◆ Written instruction:
In the following material, identify every line holding the string "Public" and return it.

◆ Listed records:

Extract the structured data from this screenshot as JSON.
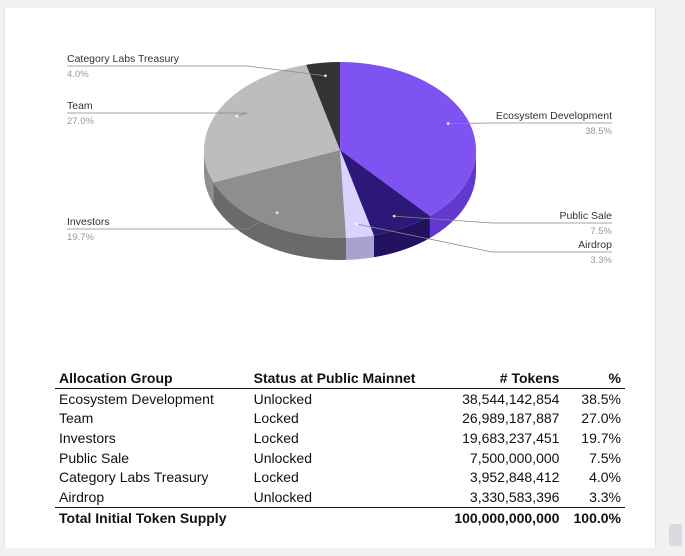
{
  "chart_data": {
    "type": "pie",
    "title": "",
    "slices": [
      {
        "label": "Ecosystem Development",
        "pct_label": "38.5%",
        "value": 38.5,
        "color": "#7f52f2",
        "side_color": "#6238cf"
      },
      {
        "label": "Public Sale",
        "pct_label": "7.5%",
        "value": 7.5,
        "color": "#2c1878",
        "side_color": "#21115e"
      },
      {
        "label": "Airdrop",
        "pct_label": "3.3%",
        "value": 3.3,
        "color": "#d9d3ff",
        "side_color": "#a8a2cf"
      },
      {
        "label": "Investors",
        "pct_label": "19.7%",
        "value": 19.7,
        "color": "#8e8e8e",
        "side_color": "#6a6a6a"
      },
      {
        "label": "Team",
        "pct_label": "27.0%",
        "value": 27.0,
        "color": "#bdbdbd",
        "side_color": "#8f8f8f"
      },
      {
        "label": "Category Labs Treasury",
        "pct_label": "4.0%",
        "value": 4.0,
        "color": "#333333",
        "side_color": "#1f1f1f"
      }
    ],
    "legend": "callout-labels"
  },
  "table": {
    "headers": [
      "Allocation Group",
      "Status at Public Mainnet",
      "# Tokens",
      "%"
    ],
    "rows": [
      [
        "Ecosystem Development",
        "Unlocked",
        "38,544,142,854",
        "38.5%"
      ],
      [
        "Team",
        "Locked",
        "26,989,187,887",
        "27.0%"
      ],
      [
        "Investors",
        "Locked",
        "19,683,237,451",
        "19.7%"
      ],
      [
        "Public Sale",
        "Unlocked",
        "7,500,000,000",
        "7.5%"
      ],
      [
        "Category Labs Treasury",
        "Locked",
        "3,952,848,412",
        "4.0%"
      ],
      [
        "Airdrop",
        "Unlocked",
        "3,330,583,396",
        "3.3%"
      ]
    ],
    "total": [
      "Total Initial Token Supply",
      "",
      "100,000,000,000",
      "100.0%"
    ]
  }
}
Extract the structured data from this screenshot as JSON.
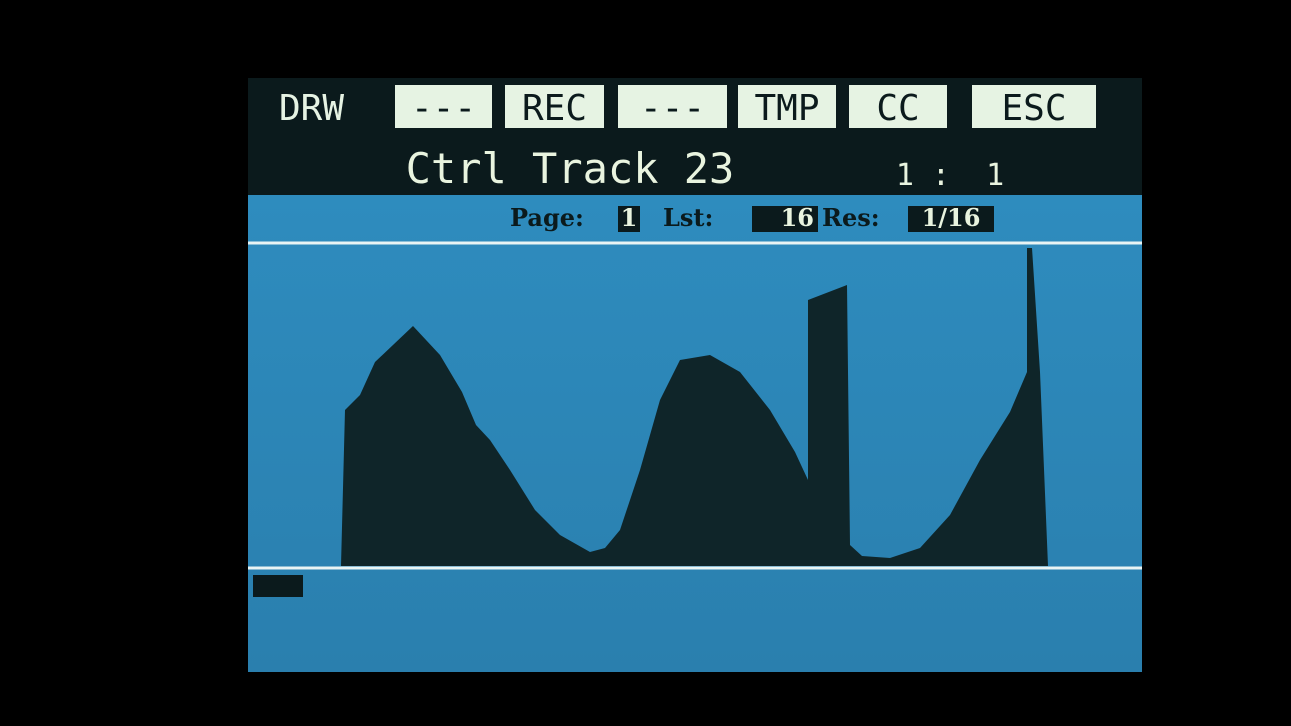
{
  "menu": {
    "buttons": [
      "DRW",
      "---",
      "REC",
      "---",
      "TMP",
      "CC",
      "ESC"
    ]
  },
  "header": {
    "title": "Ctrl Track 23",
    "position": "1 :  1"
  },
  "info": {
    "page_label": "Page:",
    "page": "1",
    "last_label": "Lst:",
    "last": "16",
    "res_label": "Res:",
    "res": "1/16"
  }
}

◆ Reply:
        "label": "Public Sale",
      "Status at Public Mainnet",
        "Public Sale",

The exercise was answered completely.